═══ Recorded information
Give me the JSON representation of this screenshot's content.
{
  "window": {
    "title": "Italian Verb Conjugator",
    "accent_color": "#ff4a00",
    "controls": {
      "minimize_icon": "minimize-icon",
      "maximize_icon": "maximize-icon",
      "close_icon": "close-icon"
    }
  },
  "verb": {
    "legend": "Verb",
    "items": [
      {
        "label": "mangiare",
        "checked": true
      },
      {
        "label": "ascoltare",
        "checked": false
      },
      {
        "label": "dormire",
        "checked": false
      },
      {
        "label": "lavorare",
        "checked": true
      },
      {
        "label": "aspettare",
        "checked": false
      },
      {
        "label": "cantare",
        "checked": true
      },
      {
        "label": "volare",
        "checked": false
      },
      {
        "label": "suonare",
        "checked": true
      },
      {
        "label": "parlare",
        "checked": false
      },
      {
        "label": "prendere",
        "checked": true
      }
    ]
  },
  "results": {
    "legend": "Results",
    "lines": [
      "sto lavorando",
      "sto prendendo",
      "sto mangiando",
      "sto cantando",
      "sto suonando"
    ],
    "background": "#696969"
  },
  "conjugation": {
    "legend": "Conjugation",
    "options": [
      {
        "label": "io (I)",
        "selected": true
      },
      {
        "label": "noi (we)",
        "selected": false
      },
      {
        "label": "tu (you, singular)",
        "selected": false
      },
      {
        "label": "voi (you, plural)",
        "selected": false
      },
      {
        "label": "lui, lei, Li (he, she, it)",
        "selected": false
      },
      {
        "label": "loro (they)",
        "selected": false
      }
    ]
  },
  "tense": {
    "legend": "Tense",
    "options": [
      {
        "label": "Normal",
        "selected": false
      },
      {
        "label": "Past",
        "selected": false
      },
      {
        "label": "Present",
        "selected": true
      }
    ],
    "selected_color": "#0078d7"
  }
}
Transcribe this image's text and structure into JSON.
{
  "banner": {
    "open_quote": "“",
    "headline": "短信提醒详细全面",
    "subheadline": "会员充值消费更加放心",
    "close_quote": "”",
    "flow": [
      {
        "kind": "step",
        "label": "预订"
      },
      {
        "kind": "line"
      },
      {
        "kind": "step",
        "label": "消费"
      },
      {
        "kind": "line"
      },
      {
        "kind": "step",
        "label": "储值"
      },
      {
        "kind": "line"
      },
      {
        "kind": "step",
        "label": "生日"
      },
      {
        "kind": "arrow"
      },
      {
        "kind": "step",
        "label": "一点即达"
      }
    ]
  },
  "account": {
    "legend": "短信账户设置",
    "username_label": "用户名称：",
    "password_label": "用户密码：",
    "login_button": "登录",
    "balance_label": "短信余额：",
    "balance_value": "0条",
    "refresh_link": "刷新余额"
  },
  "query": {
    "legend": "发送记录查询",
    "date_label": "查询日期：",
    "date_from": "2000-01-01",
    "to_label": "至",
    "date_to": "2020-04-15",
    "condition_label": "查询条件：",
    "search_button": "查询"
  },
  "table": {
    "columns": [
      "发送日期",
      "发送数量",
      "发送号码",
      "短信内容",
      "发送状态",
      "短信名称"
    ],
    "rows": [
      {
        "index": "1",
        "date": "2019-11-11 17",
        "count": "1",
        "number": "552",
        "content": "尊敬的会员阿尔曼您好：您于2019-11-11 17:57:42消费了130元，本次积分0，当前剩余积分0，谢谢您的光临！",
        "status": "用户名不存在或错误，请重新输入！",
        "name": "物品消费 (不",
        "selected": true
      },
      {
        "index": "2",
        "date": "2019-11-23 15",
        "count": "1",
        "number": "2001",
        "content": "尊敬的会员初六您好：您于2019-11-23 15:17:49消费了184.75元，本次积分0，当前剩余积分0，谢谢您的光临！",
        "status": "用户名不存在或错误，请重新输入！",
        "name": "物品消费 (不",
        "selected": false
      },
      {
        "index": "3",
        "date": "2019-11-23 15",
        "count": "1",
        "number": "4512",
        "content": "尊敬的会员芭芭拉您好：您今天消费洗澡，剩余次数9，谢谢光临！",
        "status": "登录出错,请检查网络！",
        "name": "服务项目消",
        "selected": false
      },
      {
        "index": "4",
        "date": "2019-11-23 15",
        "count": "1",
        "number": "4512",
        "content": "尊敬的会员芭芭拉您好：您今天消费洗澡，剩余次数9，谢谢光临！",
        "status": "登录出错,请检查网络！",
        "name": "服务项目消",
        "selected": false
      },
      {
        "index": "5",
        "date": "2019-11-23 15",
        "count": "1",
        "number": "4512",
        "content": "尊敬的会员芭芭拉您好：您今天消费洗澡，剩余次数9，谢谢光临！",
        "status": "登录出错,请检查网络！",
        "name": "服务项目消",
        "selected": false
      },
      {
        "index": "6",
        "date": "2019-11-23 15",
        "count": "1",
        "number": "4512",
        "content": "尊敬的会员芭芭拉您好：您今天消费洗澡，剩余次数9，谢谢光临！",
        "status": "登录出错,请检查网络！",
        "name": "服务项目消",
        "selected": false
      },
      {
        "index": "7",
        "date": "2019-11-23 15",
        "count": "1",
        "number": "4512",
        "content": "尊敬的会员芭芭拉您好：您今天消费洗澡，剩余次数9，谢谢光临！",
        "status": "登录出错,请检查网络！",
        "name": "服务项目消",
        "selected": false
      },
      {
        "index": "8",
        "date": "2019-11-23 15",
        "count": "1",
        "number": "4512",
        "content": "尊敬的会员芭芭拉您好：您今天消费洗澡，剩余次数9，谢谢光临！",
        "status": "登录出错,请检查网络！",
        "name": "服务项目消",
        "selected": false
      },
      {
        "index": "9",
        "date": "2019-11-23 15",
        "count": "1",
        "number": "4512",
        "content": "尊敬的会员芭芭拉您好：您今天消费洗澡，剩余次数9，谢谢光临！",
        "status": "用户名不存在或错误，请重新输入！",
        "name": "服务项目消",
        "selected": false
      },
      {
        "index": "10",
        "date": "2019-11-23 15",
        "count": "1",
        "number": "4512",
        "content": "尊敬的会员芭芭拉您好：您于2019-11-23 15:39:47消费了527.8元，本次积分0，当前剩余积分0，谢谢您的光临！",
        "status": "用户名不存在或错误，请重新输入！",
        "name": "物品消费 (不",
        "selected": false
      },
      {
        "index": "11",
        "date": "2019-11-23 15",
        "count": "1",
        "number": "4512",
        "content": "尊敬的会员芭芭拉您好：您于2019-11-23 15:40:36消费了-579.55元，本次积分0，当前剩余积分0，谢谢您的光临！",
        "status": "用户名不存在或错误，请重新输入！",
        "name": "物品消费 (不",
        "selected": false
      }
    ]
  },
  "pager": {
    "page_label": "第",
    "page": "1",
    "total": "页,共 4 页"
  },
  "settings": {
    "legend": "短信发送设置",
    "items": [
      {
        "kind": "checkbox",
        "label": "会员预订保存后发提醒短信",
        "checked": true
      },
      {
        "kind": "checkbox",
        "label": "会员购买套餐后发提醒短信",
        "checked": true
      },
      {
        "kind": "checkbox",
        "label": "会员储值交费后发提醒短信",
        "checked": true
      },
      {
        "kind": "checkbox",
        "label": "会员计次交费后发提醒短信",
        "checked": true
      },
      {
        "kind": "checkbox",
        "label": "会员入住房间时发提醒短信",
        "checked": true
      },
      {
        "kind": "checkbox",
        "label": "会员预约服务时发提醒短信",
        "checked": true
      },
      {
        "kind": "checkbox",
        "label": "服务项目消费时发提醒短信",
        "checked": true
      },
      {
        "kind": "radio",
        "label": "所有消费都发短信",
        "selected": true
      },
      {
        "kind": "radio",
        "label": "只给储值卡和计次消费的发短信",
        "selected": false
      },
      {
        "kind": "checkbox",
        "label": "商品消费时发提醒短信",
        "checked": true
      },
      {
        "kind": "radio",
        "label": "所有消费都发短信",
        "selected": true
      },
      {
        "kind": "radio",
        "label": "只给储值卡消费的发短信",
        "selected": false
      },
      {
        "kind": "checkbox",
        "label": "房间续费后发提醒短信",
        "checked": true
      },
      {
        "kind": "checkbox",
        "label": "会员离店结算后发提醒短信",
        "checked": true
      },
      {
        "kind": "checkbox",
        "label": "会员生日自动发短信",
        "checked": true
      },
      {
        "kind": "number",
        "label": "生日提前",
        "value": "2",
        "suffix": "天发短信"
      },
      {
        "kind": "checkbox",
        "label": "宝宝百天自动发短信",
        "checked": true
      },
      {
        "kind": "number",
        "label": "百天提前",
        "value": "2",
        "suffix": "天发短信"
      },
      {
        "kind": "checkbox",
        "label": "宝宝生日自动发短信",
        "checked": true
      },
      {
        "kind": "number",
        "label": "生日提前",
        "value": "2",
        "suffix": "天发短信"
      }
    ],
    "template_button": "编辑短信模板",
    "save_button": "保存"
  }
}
══════
Return every line above that contains the word "legend".

**Task solution**
    "legend": "Verb",
    "legend": "Results",
    "legend": "Conjugation",
    "legend": "Tense",
    "legend": "短信账户设置",
    "legend": "发送记录查询",
    "legend": "短信发送设置",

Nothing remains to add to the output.